** START SUPPLIED RECORDS **

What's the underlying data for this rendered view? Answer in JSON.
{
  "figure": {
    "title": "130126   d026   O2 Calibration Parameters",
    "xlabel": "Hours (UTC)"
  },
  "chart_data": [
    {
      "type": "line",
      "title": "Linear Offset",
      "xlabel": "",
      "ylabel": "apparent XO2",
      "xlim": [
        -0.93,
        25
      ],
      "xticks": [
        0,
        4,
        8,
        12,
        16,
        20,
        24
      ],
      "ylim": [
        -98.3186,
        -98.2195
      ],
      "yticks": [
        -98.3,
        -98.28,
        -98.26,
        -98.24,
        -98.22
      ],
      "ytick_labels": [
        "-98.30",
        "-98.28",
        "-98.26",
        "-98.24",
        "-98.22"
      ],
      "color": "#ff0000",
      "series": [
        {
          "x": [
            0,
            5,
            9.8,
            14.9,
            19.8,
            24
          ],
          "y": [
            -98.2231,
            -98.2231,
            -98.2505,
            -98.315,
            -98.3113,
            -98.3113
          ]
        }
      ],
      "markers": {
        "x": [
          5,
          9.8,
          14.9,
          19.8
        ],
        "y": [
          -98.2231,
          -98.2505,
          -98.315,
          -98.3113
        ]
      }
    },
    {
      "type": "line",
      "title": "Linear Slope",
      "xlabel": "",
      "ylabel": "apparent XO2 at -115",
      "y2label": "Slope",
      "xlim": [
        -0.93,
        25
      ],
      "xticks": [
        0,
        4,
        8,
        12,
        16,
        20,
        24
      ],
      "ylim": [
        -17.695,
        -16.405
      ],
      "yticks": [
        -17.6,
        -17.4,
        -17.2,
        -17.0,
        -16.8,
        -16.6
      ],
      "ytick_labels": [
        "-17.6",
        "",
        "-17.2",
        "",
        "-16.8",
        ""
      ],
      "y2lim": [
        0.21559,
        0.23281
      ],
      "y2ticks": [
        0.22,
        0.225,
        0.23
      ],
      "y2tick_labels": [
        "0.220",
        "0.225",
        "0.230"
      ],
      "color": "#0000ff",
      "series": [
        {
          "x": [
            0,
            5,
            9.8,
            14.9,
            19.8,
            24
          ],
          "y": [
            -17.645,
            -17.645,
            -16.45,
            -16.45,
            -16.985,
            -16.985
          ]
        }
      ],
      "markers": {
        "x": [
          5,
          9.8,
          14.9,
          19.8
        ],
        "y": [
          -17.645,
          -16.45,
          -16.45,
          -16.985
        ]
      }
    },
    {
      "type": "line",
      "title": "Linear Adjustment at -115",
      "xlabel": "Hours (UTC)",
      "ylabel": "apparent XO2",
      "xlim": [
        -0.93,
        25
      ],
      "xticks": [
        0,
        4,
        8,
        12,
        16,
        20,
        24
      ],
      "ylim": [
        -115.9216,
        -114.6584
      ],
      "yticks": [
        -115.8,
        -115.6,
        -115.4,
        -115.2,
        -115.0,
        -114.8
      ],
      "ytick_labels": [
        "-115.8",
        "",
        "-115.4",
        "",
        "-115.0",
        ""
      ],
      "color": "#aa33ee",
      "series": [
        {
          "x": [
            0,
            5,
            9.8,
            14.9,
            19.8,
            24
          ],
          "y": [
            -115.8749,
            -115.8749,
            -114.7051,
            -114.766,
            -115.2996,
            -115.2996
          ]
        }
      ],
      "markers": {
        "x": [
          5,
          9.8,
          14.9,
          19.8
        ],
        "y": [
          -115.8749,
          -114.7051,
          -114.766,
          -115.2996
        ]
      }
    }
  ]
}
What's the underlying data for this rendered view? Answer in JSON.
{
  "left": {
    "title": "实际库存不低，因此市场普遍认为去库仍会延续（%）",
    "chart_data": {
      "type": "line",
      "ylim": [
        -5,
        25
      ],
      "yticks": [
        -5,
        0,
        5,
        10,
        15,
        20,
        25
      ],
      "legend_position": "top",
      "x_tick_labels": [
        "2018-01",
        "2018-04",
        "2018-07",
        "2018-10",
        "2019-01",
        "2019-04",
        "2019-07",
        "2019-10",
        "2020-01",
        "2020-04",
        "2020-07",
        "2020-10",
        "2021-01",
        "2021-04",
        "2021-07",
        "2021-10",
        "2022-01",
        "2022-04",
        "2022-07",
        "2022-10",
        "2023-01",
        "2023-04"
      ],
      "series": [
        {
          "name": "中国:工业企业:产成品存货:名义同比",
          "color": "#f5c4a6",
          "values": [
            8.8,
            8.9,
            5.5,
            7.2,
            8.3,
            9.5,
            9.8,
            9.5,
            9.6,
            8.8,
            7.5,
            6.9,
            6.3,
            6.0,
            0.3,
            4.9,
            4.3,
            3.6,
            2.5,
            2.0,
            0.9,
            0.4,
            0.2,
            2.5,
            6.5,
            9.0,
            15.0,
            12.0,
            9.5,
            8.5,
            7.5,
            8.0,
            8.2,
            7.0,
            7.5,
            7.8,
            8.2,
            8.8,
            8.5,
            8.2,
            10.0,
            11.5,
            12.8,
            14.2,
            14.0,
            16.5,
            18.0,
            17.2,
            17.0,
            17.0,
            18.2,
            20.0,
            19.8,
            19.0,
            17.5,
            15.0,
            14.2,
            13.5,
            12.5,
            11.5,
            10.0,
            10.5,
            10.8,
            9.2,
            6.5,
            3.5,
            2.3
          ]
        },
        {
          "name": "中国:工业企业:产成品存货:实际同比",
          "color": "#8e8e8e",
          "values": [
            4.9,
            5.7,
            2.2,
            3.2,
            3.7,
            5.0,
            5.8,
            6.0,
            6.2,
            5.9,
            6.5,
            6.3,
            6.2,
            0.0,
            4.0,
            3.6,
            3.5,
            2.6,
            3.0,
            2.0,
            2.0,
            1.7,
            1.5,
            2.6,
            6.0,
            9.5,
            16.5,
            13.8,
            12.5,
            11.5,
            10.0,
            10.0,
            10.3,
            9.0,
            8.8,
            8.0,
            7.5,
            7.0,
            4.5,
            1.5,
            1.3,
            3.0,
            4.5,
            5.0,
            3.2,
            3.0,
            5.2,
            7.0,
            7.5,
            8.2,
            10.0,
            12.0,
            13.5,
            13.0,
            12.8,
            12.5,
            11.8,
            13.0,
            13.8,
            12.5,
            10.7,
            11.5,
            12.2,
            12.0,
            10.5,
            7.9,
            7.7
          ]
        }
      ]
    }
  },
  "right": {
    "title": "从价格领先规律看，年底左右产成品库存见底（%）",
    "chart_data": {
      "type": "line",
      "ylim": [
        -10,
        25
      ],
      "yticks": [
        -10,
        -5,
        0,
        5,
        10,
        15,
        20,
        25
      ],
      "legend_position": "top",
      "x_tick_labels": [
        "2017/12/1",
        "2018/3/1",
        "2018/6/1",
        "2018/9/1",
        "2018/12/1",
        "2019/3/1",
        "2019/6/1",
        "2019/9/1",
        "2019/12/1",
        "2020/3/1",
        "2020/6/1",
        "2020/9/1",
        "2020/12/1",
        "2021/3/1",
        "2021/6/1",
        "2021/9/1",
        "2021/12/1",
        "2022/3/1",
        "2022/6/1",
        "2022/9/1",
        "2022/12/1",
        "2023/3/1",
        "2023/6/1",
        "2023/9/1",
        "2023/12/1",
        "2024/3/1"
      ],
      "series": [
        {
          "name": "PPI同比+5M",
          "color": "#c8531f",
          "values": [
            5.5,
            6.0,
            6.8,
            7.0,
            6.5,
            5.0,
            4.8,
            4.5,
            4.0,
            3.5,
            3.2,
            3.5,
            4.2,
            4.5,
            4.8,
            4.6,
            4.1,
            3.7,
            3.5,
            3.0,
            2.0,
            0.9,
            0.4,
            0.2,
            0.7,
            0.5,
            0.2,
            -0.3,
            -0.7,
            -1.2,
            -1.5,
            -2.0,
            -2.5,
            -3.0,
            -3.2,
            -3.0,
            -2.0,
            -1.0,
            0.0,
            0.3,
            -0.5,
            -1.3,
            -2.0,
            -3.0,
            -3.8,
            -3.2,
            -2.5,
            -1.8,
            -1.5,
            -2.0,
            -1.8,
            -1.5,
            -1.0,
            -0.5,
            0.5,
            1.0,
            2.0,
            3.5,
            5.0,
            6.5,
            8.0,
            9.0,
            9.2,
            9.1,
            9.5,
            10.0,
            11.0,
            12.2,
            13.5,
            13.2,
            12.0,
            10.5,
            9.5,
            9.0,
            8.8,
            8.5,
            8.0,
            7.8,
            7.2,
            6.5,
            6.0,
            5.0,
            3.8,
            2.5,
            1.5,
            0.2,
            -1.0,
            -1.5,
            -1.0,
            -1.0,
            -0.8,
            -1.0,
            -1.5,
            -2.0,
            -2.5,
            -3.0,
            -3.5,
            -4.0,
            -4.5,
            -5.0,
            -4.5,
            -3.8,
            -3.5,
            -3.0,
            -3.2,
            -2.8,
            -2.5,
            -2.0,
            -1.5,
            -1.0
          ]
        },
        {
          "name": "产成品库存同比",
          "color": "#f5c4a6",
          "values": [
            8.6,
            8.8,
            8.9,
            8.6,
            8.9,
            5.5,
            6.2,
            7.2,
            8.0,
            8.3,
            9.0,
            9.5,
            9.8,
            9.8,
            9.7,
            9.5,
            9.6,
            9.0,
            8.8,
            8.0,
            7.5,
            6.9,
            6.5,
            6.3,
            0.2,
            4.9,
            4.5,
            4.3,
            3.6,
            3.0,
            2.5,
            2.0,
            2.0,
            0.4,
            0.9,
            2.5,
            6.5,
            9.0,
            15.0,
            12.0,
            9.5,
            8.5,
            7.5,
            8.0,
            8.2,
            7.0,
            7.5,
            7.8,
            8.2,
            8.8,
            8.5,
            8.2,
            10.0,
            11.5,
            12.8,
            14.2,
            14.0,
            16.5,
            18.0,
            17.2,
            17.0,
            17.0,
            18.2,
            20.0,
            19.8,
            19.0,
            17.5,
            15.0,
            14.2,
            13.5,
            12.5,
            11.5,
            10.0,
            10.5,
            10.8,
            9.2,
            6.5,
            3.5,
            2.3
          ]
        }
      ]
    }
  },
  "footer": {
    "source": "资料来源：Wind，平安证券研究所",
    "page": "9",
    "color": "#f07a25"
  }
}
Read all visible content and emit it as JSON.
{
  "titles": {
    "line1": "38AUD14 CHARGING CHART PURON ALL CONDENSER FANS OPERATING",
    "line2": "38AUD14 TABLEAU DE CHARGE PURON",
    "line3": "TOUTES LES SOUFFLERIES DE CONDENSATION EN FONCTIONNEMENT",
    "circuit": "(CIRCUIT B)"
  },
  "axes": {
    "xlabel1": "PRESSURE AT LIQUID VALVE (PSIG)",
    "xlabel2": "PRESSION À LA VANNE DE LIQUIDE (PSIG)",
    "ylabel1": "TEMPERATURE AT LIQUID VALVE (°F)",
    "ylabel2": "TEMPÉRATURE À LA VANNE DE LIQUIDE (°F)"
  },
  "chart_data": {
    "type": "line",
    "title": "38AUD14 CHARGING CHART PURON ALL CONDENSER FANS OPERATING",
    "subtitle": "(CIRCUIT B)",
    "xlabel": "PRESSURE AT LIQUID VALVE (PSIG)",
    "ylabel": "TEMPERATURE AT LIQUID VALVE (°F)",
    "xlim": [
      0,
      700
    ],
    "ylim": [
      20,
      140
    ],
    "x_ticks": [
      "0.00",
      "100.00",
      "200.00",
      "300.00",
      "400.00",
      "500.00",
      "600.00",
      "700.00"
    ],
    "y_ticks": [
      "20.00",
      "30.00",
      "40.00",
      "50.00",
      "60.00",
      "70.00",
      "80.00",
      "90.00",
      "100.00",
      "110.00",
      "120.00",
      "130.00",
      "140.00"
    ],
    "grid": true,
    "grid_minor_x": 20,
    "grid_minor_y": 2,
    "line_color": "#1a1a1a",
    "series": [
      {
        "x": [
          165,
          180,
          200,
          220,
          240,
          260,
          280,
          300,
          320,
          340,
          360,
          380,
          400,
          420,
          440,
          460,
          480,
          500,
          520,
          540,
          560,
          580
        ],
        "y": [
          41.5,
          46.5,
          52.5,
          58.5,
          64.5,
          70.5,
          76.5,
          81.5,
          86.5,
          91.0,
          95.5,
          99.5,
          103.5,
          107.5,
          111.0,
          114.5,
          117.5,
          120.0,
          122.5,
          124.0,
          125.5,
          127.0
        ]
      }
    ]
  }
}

** END SUPPLIED RECORDS **

- STATED PROBLEM
Copy each line above where the string "CIRCUIT" occurs.

- FINISHED TASK
    "circuit": "(CIRCUIT B)"
    "subtitle": "(CIRCUIT B)",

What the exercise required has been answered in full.